- Exercise inputs

● ● ●

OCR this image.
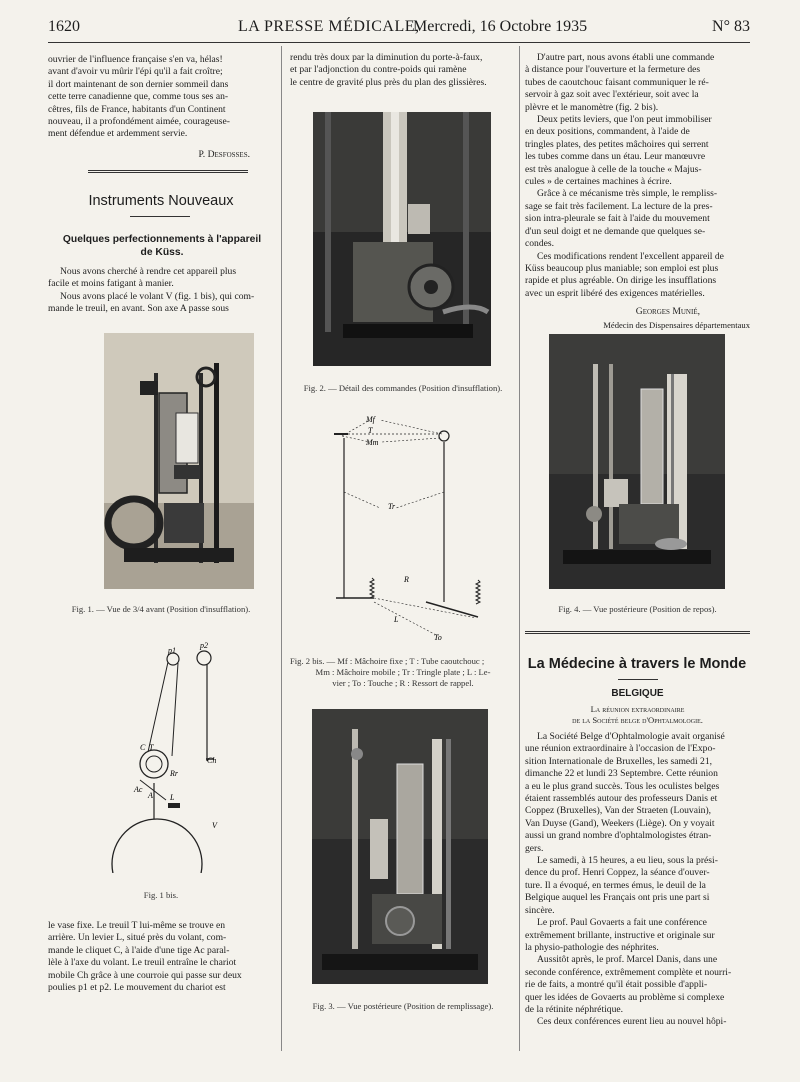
1620	LA PRESSE MÉDICALE,
Mercredi, 16 Octobre 1935	N° 83

ouvrier de l'influence française s'en va, hélas!

avant d'avoir vu mûrir l'épi qu'il a fait croître;

il dort maintenant de son dernier sommeil dans

cette terre canadienne que, comme tous ses an-

cêtres, fils de France, habitants d'un Continent

nouveau, il a profondément aimée, courageuse-

ment défendue et ardemment servie.

P. Desfosses.

Instruments Nouveaux
Quelques perfectionnements à l'appareil de Küss.

Nous avons cherché à rendre cet appareil plus

facile et moins fatigant à manier.

Nous avons placé le volant V (fig. 1 bis), qui com-

mande le treuil, en avant. Son axe A passe sous

Fig. 1. — Vue de 3/4 avant (Position d'insufflation).
p1
p2
C T
Rr
Ac
A L
Ch
V
Fig. 1 bis.

le vase fixe. Le treuil T lui-même se trouve en

arrière. Un levier L, situé près du volant, com-

mande le cliquet C, à l'aide d'une tige Ac paral-

lèle à l'axe du volant. Le treuil entraîne le chariot

mobile Ch grâce à une courroie qui passe sur deux

poulies p1 et p2. Le mouvement du chariot est

rendu très doux par la diminution du porte-à-faux,

et par l'adjonction du contre-poids qui ramène

le centre de gravité plus près du plan des glissières.

Fig. 2. — Détail des commandes (Position d'insufflation).
Mf
T
Mm
Tr
R
L
To
Fig. 2 bis. — Mf : Mâchoire fixe ; T : Tube caoutchouc ;
Mm : Mâchoire mobile ; Tr : Tringle plate ; L : Le-
vier ; To : Touche ; R : Ressort de rappel.
Fig. 3. — Vue postérieure (Position de remplissage).

D'autre part, nous avons établi une commande

à distance pour l'ouverture et la fermeture des

tubes de caoutchouc faisant communiquer le ré-

servoir à gaz soit avec l'extérieur, soit avec la

plèvre et le manomètre (fig. 2 bis).

Deux petits leviers, que l'on peut immobiliser

en deux positions, commandent, à l'aide de

tringles plates, des petites mâchoires qui serrent

les tubes comme dans un étau. Leur manœuvre

est très analogue à celle de la touche « Majus-

cules » de certaines machines à écrire.

Grâce à ce mécanisme très simple, le rempliss-

sage se fait très facilement. La lecture de la pres-

sion intra-pleurale se fait à l'aide du mouvement

d'un seul doigt et ne demande que quelques se-

condes.

Ces modifications rendent l'excellent appareil de

Küss beaucoup plus maniable; son emploi est plus

rapide et plus agréable. On dirige les insufflations

avec un esprit libéré des exigences matérielles.

Georges Munié,

Médecin des Dispensaires départementaux

Fig. 4. — Vue postérieure (Position de repos).
La Médecine à travers le Monde
BELGIQUE
La réunion extraordinaire
de la Société belge d'Ophtalmologie.

La Société Belge d'Ophtalmologie avait organisé

une réunion extraordinaire à l'occasion de l'Expo-

sition Internationale de Bruxelles, les samedi 21,

dimanche 22 et lundi 23 Septembre. Cette réunion

a eu le plus grand succès. Tous les oculistes belges

étaient rassemblés autour des professeurs Danis et

Coppez (Bruxelles), Van der Straeten (Louvain),

Van Duyse (Gand), Weekers (Liège). On y voyait

aussi un grand nombre d'ophtalmologistes étran-

gers.

Le samedi, à 15 heures, a eu lieu, sous la prési-

dence du prof. Henri Coppez, la séance d'ouver-

ture. Il a évoqué, en termes émus, le deuil de la

Belgique auquel les Français ont pris une part si

sincère.

Le prof. Paul Govaerts a fait une conférence

extrêmement brillante, instructive et originale sur

la physio-pathologie des néphrites.

Aussitôt après, le prof. Marcel Danis, dans une

seconde conférence, extrêmement complète et nourri-

rie de faits, a montré qu'il était possible d'appli-

quer les idées de Govaerts au problème si complexe

de la rétinite néphrétique.

Ces deux conférences eurent lieu au nouvel hôpi-
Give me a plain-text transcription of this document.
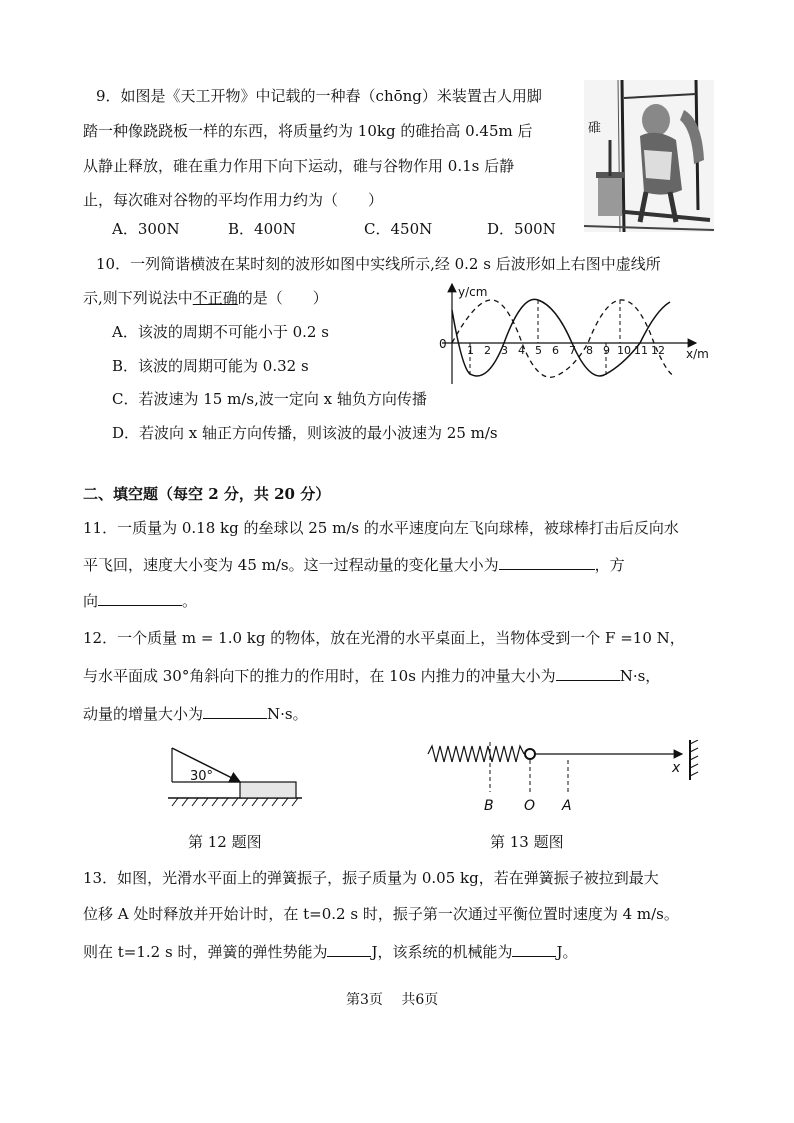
9．如图是《天工开物》中记载的一种舂（chōng）米装置古人用脚
踏一种像跷跷板一样的东西，将质量约为 10kg 的碓抬高 0.45m 后
从静止释放，碓在重力作用下向下运动，碓与谷物作用 0.1s 后静
止，每次碓对谷物的平均作用力约为（　　）
A．300N	B．400N	C．450N	D．500N
碓
10．一列简谐横波在某时刻的波形如图中实线所示,经 0.2 s 后波形如上右图中虚线所
示,则下列说法中不正确的是（　　）
A．该波的周期不可能小于 0.2 s
B．该波的周期可能为 0.32 s
C．若波速为 15 m/s,波一定向 x 轴负方向传播
D．若波向 x 轴正方向传播，则该波的最小波速为 25 m/s
y/cm
x/m
0 1 2 3 4 5 6 7 8 9 10 11 12
二、填空题（每空 2 分，共 20 分）
11．一质量为 0.18 kg 的垒球以 25 m/s 的水平速度向左飞向球棒，被球棒打击后反向水
平飞回，速度大小变为 45 m/s。这一过程动量的变化量大小为	，方
向	。
12．一个质量 m = 1.0 kg 的物体，放在光滑的水平桌面上，当物体受到一个 F =10 N，
与水平面成 30°角斜向下的推力的作用时，在 10s 内推力的冲量大小为	N·s，
动量的增量大小为	N·s。
30°
第 12 题图
B O A
x
第 13 题图
13．如图，光滑水平面上的弹簧振子，振子质量为 0.05 kg，若在弹簧振子被拉到最大
位移 A 处时释放并开始计时，在 t=0.2 s 时，振子第一次通过平衡位置时速度为 4 m/s。
则在 t=1.2 s 时，弹簧的弹性势能为	J，该系统的机械能为	J。
第3页　 共6页
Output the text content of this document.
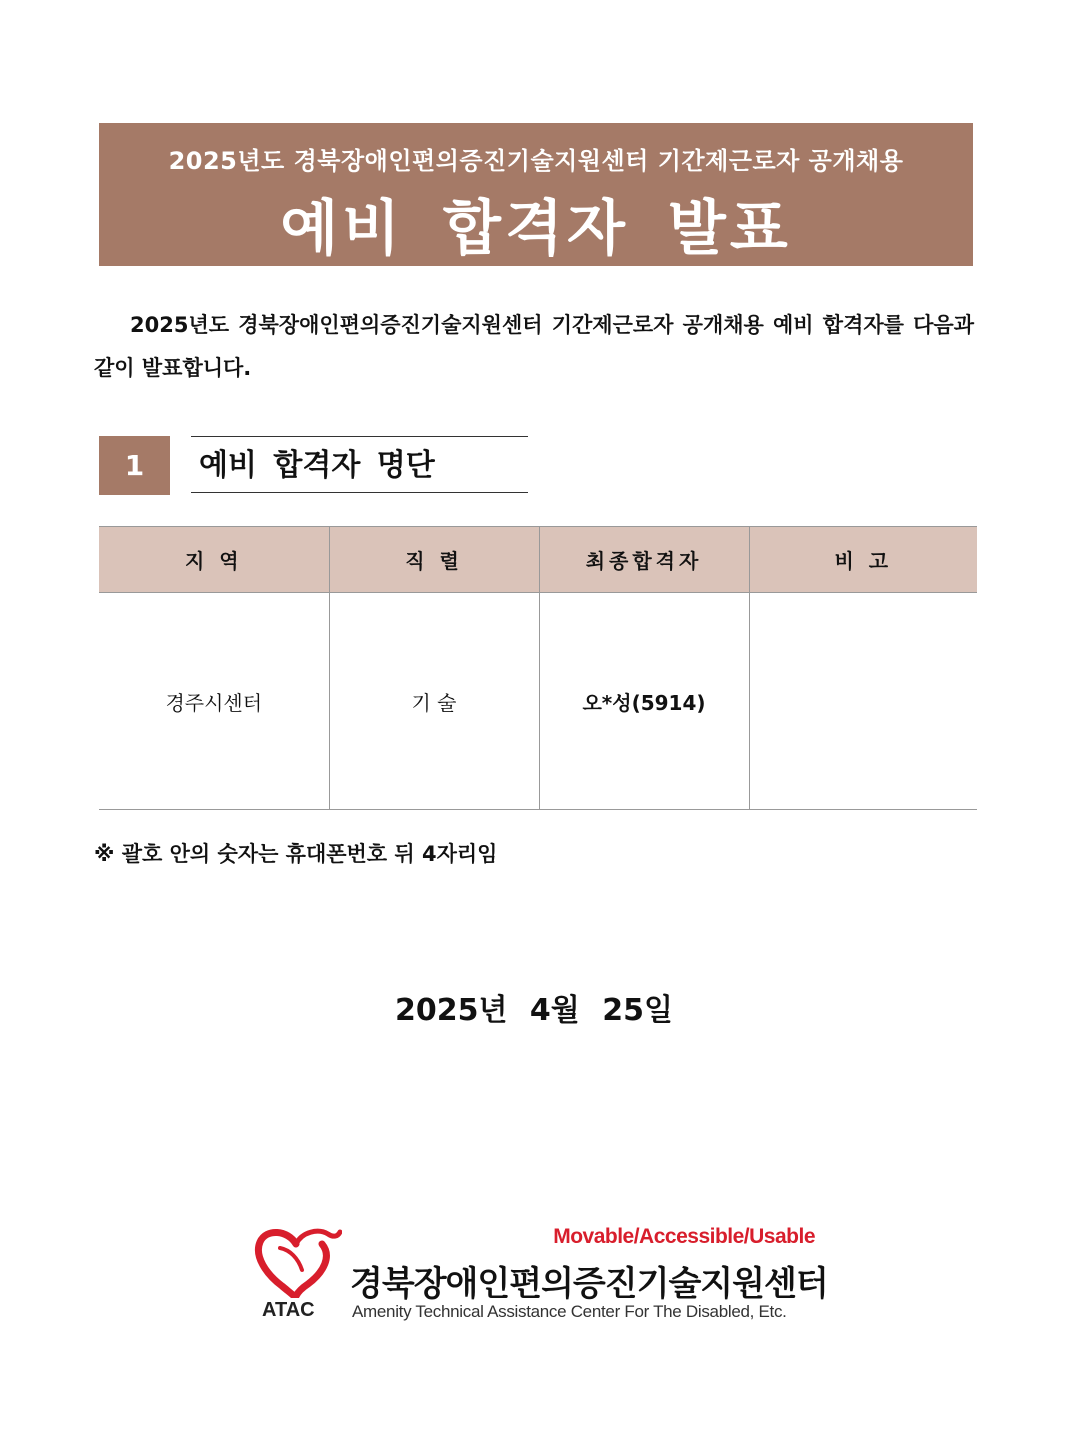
2025년도 경북장애인편의증진기술지원센터 기간제근로자 공개채용
예비 합격자 발표
2025년도 경북장애인편의증진기술지원센터 기간제근로자 공개채용 예비 합격자를 다음과 같이 발표합니다.
1	예비 합격자 명단
지 역	직 렬	최종합격자	비 고
경주시센터	기 술	오*성(5914)	
※ 괄호 안의 숫자는 휴대폰번호 뒤 4자리임
2025년 4월 25일
ATAC
Movable/Accessible/Usable
경북장애인편의증진기술지원센터
Amenity Technical Assistance Center For The Disabled, Etc.
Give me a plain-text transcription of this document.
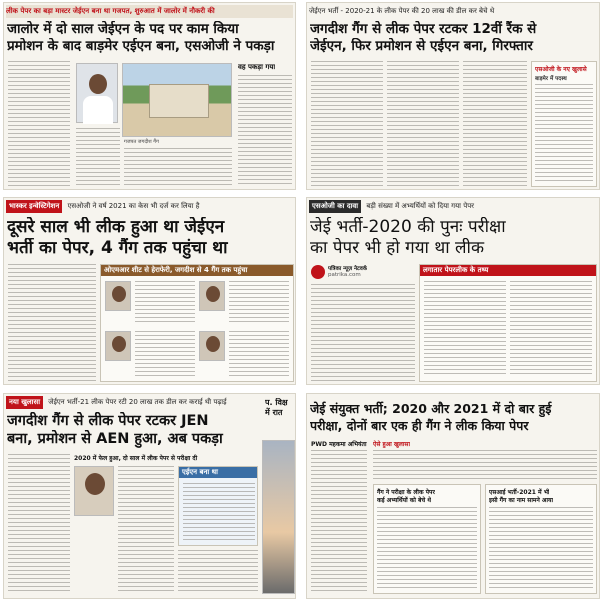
लीक पेपर का बड़ा मास्टर जेईएन बना था गजपत, शुरुआत में जालोर में नौकरी की
जालोर में दो साल जेईएन के पद पर काम किया
प्रमोशन के बाद बाड़मेर एईएन बना, एसओजी ने पकड़ा
गजपत जगदीश गैंग
वह पकड़ा गया
जेईएन भर्ती - 2020-21 के लीक पेपर की 20 लाख की डील कर बेचे थे
जगदीश गैंग से लीक पेपर रटकर 12वीं रैंक से
जेईएन, फिर प्रमोशन से एईएन बना, गिरफ्तार
एसओजी के नए खुलासे
बाड़मेर में पदस्थ
भास्कर इन्वेस्टिगेशन एसओजी ने वर्ष 2021 का केस भी दर्ज कर लिया है
दूसरे साल भी लीक हुआ था जेईएन
भर्ती का पेपर, 4 गैंग तक पहुंचा था
ओएमआर शीट से हेराफेरी, जगदीश से 4 गैंग तक पहुंचा
एसओजी का दावा बड़ी संख्या में अभ्यर्थियों को दिया गया पेपर
जेई भर्ती-2020 की पुनः परीक्षा
का पेपर भी हो गया था लीक
पत्रिका न्यूज़ नेटवर्क
patrika.com
लगातार पेपरलीक के तथ्य
नया खुलासा जेईएन भर्ती-21 लीक पेपर रटी 20 लाख तक डील कर कराई थी पढ़ाई
जगदीश गैंग से लीक पेपर रटकर JEN
बना, प्रमोशन से AEN हुआ, अब पकड़ा
प. विक्ष में रात
2020 में फेल हुआ, दो साल में लीक पेपर से परीक्षा दी
एईएन बना था
जेई संयुक्त भर्ती; 2020 और 2021 में दो बार हुई
परीक्षा, दोनों बार एक ही गैंग ने लीक किया पेपर
PWD महकमा अभियंता ऐसे हुआ खुलासा
गैंग ने परीक्षा के लीक पेपर
कई अभ्यर्थियों को बेचे थे
एसआई भर्ती-2021 में भी
इसी गैंग का नाम सामने आया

● ● ●

Count every line above that holds the string "Danis" and give the total, nothing more.

- Worked answer
2